Your task: Restate each entry word for word, leaving nothing out.

Input material:
· · · ·
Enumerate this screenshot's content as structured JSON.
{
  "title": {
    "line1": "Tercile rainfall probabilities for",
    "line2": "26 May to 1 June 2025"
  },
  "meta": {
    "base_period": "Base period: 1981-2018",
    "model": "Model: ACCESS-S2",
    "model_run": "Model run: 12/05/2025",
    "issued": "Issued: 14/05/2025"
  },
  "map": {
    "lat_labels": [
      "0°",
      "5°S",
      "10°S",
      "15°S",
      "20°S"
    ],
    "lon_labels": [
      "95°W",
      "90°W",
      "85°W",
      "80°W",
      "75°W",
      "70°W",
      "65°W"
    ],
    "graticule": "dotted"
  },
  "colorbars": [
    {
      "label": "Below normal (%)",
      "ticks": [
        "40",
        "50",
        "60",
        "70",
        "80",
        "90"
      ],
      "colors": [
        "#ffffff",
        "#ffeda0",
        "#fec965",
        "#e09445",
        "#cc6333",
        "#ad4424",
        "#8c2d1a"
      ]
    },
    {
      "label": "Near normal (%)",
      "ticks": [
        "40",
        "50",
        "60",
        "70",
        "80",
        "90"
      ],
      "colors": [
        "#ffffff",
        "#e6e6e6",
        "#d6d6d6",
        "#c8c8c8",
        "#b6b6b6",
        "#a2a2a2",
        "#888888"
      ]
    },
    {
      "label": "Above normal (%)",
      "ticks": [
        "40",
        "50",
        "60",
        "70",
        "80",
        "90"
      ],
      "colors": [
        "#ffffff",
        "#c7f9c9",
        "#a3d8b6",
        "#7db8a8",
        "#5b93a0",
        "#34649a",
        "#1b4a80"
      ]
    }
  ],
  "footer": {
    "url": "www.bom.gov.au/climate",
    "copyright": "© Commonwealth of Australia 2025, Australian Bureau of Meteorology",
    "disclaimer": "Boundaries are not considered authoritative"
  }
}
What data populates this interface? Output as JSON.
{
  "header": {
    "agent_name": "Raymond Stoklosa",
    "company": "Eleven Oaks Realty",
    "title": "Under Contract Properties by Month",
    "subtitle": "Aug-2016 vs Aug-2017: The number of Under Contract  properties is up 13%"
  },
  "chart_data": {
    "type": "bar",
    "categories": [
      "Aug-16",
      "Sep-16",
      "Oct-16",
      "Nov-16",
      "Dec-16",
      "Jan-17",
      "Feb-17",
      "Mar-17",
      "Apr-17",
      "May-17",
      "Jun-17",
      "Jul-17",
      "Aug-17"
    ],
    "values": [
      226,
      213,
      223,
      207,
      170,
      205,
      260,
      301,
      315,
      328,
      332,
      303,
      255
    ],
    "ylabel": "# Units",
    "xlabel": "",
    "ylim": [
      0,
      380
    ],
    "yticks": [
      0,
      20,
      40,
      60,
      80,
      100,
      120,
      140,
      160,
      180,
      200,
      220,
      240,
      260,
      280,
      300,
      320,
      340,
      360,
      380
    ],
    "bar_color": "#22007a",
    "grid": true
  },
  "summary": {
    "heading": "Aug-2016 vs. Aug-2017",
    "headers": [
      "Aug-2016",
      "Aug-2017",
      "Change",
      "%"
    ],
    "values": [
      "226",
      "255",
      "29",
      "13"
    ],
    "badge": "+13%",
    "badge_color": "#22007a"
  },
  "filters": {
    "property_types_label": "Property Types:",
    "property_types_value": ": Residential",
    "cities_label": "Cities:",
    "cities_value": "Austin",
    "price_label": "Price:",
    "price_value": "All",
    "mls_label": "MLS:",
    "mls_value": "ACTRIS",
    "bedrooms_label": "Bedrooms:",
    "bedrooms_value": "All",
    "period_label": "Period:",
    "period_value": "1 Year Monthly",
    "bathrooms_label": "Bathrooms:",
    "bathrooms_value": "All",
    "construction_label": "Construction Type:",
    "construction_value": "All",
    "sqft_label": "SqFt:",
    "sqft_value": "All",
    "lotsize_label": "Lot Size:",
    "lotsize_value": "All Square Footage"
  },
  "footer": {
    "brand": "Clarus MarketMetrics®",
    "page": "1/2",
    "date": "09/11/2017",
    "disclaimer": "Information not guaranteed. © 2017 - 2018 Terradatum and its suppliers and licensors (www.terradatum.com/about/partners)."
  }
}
· · · ·
Complete response:
Enumerate this screenshot's content as structured JSON.
{
  "title": {
    "line1": "Tercile rainfall probabilities for",
    "line2": "26 May to 1 June 2025"
  },
  "meta": {
    "base_period": "Base period: 1981-2018",
    "model": "Model: ACCESS-S2",
    "model_run": "Model run: 12/05/2025",
    "issued": "Issued: 14/05/2025"
  },
  "map": {
    "lat_labels": [
      "0°",
      "5°S",
      "10°S",
      "15°S",
      "20°S"
    ],
    "lon_labels": [
      "95°W",
      "90°W",
      "85°W",
      "80°W",
      "75°W",
      "70°W",
      "65°W"
    ],
    "graticule": "dotted"
  },
  "colorbars": [
    {
      "label": "Below normal (%)",
      "ticks": [
        "40",
        "50",
        "60",
        "70",
        "80",
        "90"
      ],
      "colors": [
        "#ffffff",
        "#ffeda0",
        "#fec965",
        "#e09445",
        "#cc6333",
        "#ad4424",
        "#8c2d1a"
      ]
    },
    {
      "label": "Near normal (%)",
      "ticks": [
        "40",
        "50",
        "60",
        "70",
        "80",
        "90"
      ],
      "colors": [
        "#ffffff",
        "#e6e6e6",
        "#d6d6d6",
        "#c8c8c8",
        "#b6b6b6",
        "#a2a2a2",
        "#888888"
      ]
    },
    {
      "label": "Above normal (%)",
      "ticks": [
        "40",
        "50",
        "60",
        "70",
        "80",
        "90"
      ],
      "colors": [
        "#ffffff",
        "#c7f9c9",
        "#a3d8b6",
        "#7db8a8",
        "#5b93a0",
        "#34649a",
        "#1b4a80"
      ]
    }
  ],
  "footer": {
    "url": "www.bom.gov.au/climate",
    "copyright": "© Commonwealth of Australia 2025, Australian Bureau of Meteorology",
    "disclaimer": "Boundaries are not considered authoritative"
  }
}
What data populates this interface? Output as JSON.
{
  "header": {
    "agent_name": "Raymond Stoklosa",
    "company": "Eleven Oaks Realty",
    "title": "Under Contract Properties by Month",
    "subtitle": "Aug-2016 vs Aug-2017: The number of Under Contract  properties is up 13%"
  },
  "chart_data": {
    "type": "bar",
    "categories": [
      "Aug-16",
      "Sep-16",
      "Oct-16",
      "Nov-16",
      "Dec-16",
      "Jan-17",
      "Feb-17",
      "Mar-17",
      "Apr-17",
      "May-17",
      "Jun-17",
      "Jul-17",
      "Aug-17"
    ],
    "values": [
      226,
      213,
      223,
      207,
      170,
      205,
      260,
      301,
      315,
      328,
      332,
      303,
      255
    ],
    "ylabel": "# Units",
    "xlabel": "",
    "ylim": [
      0,
      380
    ],
    "yticks": [
      0,
      20,
      40,
      60,
      80,
      100,
      120,
      140,
      160,
      180,
      200,
      220,
      240,
      260,
      280,
      300,
      320,
      340,
      360,
      380
    ],
    "bar_color": "#22007a",
    "grid": true
  },
  "summary": {
    "heading": "Aug-2016 vs. Aug-2017",
    "headers": [
      "Aug-2016",
      "Aug-2017",
      "Change",
      "%"
    ],
    "values": [
      "226",
      "255",
      "29",
      "13"
    ],
    "badge": "+13%",
    "badge_color": "#22007a"
  },
  "filters": {
    "property_types_label": "Property Types:",
    "property_types_value": ": Residential",
    "cities_label": "Cities:",
    "cities_value": "Austin",
    "price_label": "Price:",
    "price_value": "All",
    "mls_label": "MLS:",
    "mls_value": "ACTRIS",
    "bedrooms_label": "Bedrooms:",
    "bedrooms_value": "All",
    "period_label": "Period:",
    "period_value": "1 Year Monthly",
    "bathrooms_label": "Bathrooms:",
    "bathrooms_value": "All",
    "construction_label": "Construction Type:",
    "construction_value": "All",
    "sqft_label": "SqFt:",
    "sqft_value": "All",
    "lotsize_label": "Lot Size:",
    "lotsize_value": "All Square Footage"
  },
  "footer": {
    "brand": "Clarus MarketMetrics®",
    "page": "1/2",
    "date": "09/11/2017",
    "disclaimer": "Information not guaranteed. © 2017 - 2018 Terradatum and its suppliers and licensors (www.terradatum.com/about/partners)."
  }
}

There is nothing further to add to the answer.